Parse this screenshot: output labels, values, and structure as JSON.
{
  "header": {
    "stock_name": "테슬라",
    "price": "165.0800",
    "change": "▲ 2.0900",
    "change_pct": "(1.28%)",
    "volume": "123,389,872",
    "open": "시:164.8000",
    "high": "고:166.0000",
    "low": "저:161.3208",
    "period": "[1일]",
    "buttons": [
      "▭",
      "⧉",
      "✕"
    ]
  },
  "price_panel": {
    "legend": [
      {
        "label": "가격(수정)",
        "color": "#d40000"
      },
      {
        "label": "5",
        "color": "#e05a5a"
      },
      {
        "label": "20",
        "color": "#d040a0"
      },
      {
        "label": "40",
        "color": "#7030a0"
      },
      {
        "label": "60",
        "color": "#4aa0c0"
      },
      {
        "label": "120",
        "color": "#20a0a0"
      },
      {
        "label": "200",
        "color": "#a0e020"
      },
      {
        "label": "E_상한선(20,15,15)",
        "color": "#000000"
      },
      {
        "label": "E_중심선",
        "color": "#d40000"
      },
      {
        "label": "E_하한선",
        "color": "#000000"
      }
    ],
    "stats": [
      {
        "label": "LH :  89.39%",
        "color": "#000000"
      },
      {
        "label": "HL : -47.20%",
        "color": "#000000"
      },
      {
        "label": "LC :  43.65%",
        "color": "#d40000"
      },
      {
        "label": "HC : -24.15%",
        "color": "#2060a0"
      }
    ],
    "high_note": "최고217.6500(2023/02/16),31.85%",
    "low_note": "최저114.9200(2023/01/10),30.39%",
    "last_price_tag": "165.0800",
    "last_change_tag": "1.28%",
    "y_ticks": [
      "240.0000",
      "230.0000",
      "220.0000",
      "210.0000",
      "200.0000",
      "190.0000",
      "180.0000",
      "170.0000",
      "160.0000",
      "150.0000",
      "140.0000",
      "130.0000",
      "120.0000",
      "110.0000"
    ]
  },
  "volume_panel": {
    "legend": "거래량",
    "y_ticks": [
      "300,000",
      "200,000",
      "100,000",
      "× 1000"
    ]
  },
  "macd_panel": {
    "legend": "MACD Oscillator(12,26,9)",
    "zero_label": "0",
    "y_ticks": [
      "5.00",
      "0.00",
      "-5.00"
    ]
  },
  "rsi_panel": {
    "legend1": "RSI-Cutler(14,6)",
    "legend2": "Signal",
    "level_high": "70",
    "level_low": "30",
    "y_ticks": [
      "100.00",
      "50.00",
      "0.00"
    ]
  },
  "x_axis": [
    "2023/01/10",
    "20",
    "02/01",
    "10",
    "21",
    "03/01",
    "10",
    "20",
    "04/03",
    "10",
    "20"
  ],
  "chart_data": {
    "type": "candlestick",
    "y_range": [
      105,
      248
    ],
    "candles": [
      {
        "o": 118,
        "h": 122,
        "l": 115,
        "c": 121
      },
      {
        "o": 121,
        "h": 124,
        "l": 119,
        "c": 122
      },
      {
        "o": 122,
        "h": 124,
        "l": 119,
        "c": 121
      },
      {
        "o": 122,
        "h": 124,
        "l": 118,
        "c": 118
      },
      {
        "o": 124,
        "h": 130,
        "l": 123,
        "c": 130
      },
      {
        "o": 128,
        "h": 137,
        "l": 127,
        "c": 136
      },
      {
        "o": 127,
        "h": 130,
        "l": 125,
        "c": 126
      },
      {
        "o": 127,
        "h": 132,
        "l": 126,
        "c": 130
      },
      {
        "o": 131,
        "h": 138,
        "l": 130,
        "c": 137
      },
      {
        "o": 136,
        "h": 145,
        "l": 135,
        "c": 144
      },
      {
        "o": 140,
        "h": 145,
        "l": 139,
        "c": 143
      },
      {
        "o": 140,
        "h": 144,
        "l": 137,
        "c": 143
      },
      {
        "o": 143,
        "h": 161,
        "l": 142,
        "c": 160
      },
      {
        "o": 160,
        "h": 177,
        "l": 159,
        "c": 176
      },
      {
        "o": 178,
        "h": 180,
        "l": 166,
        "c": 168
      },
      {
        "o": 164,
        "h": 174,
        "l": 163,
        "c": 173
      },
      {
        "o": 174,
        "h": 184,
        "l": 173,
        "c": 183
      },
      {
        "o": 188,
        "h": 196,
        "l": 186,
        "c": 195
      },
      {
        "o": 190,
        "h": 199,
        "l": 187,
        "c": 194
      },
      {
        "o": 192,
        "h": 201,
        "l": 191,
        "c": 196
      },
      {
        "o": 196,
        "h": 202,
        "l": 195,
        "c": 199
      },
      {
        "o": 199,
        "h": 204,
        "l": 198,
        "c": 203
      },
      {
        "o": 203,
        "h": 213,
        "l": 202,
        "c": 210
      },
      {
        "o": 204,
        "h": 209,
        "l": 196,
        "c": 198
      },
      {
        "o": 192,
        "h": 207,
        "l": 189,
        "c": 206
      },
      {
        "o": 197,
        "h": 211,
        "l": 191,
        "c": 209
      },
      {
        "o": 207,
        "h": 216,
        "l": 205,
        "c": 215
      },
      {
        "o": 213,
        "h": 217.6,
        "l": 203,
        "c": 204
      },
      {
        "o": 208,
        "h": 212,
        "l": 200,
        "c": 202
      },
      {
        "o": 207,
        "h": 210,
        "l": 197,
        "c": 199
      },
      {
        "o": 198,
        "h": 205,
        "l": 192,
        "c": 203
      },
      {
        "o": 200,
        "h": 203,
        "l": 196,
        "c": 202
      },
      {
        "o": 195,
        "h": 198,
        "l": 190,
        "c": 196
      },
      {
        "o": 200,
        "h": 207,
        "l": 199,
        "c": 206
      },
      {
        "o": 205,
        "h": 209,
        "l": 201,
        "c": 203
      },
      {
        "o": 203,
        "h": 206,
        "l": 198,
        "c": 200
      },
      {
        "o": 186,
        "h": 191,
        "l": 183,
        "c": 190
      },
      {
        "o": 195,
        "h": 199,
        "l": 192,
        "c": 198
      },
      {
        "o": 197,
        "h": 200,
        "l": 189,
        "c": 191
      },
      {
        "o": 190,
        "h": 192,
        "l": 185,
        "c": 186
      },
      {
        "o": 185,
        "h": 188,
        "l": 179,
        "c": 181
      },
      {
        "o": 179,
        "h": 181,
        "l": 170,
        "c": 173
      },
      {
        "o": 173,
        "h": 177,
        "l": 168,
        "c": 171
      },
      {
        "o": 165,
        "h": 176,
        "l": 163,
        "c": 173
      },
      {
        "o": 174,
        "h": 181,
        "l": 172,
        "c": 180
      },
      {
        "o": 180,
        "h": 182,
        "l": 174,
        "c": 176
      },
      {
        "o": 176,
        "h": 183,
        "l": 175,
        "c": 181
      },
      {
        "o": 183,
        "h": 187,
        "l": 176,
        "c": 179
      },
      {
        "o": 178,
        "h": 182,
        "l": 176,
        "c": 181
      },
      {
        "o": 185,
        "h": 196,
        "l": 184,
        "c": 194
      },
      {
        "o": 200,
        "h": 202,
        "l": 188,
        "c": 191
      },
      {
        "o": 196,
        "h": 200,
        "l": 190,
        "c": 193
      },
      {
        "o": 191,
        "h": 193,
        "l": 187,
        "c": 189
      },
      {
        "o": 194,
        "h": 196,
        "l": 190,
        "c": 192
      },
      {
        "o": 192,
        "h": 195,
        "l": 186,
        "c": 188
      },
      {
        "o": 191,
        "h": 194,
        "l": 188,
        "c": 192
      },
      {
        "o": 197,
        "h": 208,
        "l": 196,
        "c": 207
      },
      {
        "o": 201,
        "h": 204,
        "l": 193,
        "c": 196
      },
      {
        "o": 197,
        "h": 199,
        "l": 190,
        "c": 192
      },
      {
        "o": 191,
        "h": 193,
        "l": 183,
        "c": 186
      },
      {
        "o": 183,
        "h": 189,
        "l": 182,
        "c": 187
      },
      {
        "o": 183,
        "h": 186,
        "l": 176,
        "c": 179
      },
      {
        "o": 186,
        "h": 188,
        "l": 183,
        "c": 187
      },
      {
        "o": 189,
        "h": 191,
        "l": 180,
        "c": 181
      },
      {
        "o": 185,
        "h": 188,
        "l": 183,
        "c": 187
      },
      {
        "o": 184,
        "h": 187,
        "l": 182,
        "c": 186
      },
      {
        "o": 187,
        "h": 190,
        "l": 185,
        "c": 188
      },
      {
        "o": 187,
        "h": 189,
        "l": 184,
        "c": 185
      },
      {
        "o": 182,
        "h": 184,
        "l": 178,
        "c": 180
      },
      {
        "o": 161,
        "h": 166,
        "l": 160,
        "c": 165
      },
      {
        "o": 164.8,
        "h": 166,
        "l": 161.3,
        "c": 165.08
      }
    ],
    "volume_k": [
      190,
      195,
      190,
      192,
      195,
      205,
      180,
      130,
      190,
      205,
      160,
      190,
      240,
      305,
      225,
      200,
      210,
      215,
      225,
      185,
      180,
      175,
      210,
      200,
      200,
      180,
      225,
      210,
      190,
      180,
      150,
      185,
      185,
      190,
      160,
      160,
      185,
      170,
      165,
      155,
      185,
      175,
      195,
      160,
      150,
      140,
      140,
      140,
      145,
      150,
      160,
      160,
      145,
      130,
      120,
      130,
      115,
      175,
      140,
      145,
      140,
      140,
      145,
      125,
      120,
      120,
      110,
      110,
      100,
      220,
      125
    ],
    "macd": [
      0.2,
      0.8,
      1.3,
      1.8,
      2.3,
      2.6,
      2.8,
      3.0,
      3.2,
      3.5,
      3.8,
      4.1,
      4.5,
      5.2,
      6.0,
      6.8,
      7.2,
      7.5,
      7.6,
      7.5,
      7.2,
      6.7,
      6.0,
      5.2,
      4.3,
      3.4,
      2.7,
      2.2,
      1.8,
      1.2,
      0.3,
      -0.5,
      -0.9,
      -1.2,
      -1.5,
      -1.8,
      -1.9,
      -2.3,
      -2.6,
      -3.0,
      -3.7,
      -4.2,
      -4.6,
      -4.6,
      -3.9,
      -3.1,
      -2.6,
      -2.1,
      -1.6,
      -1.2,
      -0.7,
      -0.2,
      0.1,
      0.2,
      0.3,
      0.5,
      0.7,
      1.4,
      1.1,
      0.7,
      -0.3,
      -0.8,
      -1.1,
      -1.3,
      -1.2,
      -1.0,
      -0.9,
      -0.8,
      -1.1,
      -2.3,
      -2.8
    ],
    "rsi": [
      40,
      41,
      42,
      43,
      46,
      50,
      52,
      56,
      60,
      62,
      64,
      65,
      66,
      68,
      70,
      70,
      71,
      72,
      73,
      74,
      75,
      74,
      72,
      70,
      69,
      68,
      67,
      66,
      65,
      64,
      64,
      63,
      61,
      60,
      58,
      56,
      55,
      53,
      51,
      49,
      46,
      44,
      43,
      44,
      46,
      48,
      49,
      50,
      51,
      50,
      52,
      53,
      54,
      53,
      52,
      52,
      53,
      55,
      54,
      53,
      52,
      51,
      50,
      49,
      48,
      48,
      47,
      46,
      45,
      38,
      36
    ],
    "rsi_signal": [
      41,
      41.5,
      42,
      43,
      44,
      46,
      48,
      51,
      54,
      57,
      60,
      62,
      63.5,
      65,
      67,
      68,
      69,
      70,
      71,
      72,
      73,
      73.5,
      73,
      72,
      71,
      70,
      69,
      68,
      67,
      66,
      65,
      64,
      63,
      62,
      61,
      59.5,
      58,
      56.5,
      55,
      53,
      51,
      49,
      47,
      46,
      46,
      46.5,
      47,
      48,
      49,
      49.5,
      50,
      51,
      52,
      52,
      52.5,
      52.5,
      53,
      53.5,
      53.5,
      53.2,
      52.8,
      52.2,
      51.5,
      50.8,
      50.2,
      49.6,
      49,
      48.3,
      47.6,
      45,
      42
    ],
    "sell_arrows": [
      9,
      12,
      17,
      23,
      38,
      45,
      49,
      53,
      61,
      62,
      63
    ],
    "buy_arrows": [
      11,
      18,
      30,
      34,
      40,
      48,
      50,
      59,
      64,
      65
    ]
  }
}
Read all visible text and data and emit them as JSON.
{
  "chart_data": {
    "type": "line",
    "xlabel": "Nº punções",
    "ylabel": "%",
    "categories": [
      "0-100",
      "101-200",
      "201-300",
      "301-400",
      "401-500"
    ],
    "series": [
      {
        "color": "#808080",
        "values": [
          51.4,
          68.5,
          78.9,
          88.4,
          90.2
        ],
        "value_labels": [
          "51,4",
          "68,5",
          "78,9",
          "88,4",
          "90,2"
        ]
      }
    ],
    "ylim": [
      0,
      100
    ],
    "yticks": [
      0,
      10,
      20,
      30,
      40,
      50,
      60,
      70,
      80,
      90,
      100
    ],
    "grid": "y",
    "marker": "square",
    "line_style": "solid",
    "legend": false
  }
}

• • • • • • •

== What is required ==
Among the entries above, how many lines hold the string "JSON"? Give the number by itself.

== Expected answer ==
2